▶ [Extracted information]
*-*-*

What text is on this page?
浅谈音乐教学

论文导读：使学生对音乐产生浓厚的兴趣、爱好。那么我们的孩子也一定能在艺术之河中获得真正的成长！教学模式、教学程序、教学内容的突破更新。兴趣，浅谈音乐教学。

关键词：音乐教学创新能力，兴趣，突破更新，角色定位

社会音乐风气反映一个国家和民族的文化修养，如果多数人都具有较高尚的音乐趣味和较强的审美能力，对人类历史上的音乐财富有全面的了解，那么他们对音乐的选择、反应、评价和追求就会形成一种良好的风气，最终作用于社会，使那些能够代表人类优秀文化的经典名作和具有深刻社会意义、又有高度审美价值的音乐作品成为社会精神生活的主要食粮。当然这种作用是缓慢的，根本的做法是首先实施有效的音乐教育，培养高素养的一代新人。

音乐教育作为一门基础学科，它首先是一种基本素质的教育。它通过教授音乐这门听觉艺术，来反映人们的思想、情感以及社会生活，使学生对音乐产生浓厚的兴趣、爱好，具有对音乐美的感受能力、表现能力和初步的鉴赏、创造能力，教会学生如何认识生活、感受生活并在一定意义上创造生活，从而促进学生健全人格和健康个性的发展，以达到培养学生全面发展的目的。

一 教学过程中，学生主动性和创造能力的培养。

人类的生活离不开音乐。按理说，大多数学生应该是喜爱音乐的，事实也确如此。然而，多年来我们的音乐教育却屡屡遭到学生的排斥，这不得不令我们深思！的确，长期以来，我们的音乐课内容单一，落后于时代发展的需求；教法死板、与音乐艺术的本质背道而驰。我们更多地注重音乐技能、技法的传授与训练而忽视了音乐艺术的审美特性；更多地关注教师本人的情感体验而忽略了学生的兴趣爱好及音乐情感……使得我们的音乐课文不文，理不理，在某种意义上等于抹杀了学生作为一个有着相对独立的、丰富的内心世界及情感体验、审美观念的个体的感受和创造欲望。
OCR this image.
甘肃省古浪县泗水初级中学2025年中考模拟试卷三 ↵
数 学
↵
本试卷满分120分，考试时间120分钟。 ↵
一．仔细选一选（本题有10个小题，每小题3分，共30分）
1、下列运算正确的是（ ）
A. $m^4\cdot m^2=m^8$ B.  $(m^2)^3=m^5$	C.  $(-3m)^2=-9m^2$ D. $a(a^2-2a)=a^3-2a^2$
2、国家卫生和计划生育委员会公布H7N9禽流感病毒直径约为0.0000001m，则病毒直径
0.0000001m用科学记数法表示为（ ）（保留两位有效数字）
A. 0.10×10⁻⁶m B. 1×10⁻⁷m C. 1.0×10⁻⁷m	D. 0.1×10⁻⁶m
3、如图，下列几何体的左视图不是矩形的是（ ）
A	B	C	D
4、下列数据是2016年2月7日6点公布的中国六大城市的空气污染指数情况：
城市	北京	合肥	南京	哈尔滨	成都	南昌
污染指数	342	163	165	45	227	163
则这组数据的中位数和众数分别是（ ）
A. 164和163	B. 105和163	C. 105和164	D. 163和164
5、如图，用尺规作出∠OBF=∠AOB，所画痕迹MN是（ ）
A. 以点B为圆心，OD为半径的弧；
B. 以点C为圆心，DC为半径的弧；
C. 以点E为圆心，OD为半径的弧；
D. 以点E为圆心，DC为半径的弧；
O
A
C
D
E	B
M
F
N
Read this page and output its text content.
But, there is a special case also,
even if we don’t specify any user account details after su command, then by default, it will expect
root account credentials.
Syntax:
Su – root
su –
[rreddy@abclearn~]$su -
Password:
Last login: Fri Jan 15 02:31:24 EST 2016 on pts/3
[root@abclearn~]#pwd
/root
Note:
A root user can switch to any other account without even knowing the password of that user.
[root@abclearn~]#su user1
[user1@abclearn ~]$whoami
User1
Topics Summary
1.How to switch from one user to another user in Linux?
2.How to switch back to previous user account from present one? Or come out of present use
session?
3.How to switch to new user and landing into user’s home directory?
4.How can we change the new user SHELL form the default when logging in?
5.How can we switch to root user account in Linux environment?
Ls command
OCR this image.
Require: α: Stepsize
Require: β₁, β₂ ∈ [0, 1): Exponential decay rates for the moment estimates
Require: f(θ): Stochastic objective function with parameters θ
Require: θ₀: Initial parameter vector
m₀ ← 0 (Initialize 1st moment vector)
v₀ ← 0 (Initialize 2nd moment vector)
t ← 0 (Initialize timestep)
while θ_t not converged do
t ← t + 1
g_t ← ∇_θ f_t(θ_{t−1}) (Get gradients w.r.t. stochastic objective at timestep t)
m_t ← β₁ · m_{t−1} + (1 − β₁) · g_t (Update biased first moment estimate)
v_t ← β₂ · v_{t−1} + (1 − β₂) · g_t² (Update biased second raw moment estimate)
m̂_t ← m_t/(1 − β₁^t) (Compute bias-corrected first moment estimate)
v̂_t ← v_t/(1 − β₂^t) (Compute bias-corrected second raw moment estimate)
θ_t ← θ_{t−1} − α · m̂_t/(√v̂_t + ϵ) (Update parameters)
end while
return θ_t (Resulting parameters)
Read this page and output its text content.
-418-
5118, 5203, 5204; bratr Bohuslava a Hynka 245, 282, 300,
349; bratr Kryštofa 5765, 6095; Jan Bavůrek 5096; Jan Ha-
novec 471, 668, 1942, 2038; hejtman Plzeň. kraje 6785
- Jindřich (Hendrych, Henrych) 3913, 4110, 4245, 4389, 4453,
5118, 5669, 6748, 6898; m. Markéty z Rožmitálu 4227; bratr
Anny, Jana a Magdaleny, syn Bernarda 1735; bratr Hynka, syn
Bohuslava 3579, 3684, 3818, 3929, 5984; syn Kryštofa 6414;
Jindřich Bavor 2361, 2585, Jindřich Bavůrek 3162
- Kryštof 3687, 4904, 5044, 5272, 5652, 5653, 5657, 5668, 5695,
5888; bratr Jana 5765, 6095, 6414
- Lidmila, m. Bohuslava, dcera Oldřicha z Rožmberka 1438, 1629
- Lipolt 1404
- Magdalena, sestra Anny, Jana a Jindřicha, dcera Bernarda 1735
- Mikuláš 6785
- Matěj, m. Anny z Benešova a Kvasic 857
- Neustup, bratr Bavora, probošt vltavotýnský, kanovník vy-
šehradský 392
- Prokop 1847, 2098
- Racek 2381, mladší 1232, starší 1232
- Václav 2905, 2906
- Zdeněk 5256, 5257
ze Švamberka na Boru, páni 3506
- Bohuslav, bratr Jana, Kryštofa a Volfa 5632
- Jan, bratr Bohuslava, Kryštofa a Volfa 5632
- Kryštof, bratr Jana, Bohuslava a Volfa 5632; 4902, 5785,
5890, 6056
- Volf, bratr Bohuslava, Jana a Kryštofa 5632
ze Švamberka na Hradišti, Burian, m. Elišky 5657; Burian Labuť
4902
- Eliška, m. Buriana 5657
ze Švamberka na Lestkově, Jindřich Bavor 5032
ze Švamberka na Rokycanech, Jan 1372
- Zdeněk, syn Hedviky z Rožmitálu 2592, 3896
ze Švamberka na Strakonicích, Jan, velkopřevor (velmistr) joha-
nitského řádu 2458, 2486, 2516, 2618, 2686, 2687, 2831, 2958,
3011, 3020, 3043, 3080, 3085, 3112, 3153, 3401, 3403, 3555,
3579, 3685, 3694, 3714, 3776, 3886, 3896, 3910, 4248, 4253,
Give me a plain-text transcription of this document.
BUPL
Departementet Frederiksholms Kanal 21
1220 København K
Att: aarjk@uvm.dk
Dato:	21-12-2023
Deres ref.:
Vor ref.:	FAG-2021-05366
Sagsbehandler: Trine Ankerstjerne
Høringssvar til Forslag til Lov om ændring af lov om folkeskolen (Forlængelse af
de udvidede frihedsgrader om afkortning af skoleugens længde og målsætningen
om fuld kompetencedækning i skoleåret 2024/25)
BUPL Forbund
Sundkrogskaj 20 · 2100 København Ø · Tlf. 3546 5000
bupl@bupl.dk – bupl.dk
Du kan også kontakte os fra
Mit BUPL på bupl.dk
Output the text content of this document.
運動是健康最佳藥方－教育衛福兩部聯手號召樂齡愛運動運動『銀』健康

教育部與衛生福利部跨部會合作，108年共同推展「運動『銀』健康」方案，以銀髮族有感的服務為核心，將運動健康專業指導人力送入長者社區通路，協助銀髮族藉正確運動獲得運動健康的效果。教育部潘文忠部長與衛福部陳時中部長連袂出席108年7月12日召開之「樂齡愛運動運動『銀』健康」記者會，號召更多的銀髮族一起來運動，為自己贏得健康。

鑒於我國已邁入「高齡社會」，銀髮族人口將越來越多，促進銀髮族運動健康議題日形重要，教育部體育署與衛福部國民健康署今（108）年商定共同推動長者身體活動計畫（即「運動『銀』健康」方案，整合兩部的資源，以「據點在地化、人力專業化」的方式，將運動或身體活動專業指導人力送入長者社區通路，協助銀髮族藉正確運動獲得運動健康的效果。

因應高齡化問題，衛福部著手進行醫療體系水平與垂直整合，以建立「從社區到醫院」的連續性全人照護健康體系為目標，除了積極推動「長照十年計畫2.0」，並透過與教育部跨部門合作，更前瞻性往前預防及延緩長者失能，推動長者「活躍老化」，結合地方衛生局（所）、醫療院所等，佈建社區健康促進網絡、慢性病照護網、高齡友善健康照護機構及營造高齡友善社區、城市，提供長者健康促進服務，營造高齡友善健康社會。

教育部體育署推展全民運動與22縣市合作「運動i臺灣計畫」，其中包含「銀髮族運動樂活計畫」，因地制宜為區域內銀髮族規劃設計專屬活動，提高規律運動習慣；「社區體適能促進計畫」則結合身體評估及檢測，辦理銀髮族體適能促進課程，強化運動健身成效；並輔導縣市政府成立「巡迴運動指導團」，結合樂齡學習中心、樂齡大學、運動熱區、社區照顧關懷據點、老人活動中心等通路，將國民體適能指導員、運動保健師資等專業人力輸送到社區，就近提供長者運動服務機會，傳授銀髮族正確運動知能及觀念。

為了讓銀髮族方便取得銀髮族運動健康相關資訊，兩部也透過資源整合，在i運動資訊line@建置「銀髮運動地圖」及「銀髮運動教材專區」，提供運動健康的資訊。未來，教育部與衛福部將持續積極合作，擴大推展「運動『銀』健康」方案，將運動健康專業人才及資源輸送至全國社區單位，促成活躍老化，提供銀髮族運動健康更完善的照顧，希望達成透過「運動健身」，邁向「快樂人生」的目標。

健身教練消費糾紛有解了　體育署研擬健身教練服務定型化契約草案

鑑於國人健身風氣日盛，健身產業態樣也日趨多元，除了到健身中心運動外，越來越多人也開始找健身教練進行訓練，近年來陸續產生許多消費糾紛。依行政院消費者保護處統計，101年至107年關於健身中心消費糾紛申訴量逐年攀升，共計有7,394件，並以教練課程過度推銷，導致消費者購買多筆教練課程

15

*-*-*

▶ [Directive]
State only the number of lines in these entries that contain "Linux".

▶ [Solution for this problem]
2